= DATASET EXTRACT =
################

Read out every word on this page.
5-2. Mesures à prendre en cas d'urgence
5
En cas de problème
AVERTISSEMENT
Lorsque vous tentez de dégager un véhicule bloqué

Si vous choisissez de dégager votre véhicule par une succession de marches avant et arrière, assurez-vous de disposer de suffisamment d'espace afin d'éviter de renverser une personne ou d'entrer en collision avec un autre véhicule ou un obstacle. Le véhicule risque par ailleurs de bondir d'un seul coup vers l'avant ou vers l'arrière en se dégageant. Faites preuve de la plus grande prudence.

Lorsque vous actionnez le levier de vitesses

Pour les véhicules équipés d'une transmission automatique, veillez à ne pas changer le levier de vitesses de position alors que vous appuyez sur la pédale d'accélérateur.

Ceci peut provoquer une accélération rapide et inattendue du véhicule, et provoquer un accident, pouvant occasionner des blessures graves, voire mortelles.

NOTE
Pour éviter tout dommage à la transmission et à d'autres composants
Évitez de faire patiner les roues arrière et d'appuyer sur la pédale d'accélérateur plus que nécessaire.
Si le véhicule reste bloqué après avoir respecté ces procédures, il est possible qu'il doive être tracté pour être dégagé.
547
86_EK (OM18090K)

################

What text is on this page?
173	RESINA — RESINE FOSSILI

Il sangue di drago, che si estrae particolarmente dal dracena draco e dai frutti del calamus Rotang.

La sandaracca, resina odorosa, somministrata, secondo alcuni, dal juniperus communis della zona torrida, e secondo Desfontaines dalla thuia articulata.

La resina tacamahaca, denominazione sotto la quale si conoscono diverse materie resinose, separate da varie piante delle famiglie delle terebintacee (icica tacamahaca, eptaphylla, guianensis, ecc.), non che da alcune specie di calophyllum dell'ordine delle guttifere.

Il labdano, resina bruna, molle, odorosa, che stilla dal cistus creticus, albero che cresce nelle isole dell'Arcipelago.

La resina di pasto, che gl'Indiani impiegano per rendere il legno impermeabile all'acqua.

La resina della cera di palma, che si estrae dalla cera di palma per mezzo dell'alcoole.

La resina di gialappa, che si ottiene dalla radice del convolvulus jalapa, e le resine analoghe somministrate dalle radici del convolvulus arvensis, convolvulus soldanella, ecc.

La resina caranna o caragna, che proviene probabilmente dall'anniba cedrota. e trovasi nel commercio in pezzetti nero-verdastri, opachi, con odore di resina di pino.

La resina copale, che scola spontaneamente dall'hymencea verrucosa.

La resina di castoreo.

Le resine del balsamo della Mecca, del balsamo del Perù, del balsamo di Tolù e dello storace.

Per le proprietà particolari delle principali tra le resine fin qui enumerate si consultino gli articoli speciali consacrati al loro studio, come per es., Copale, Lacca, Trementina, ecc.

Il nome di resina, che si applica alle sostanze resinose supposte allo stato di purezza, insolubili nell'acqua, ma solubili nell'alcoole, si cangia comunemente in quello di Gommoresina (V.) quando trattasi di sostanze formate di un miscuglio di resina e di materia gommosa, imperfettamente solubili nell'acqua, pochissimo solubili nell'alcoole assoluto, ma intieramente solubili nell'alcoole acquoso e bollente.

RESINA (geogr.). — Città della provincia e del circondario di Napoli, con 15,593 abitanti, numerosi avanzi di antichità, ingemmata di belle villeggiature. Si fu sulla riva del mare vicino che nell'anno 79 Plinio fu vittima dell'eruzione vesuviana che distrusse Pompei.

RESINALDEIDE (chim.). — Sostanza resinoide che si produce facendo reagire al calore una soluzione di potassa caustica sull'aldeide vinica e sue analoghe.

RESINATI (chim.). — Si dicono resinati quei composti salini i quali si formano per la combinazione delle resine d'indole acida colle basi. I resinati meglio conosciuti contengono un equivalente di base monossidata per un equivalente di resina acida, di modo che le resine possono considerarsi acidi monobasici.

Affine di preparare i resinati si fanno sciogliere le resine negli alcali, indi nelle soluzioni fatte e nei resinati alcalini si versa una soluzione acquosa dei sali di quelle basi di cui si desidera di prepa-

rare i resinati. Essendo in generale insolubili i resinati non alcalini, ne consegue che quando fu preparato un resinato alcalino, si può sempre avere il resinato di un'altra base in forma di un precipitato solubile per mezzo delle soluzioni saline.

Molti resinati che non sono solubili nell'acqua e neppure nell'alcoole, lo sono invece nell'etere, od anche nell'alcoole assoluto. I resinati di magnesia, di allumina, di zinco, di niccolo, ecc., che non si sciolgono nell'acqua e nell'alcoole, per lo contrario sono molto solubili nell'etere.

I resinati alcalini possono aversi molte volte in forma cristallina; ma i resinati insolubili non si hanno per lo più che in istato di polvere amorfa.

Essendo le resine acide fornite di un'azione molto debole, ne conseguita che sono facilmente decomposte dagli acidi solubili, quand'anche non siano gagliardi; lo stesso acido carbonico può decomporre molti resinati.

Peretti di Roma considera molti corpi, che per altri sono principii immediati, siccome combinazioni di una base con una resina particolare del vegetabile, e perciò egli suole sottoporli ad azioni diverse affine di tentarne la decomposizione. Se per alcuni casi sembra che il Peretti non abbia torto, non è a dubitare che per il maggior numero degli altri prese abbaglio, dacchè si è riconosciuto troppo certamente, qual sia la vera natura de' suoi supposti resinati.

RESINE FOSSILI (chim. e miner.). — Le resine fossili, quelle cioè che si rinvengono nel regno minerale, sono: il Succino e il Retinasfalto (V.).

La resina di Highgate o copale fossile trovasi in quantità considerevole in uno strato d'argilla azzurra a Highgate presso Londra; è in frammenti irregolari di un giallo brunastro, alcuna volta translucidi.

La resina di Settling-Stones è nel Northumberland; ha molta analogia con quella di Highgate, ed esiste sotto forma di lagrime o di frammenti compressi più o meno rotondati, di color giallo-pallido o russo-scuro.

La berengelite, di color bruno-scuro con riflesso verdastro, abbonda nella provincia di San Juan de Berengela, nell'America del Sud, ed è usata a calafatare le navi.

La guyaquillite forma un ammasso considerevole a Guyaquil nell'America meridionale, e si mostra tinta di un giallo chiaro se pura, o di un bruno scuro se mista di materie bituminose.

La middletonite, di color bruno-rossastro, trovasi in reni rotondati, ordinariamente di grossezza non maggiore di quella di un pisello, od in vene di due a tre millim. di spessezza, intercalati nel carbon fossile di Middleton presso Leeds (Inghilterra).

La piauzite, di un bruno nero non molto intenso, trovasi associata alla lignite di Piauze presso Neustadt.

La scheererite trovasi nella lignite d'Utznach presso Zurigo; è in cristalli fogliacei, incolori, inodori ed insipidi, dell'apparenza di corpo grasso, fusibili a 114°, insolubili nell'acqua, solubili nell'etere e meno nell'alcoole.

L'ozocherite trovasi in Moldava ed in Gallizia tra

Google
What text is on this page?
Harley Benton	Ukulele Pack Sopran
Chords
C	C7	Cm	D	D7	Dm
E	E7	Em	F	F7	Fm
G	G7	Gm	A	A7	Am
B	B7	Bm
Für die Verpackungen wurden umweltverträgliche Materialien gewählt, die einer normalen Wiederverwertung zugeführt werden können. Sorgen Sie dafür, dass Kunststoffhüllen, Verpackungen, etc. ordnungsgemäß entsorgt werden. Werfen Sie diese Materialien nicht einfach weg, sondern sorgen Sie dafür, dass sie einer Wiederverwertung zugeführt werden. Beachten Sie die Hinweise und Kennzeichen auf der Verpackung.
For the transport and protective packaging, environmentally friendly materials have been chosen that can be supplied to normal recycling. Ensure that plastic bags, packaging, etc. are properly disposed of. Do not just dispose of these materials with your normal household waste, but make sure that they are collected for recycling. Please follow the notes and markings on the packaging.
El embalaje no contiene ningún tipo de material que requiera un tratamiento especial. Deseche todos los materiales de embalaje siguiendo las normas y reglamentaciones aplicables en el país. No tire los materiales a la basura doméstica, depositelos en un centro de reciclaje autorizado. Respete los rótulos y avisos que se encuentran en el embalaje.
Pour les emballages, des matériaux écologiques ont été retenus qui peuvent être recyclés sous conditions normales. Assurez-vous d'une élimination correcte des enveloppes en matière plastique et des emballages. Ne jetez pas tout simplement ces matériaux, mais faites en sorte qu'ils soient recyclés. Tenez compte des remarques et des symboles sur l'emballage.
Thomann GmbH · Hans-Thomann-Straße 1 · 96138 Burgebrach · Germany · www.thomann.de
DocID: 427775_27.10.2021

################

= TASK PROMPT =
Lines containing the word "quelle" are to be tallied; report only the total.

= CORRECT RESPONSE =
2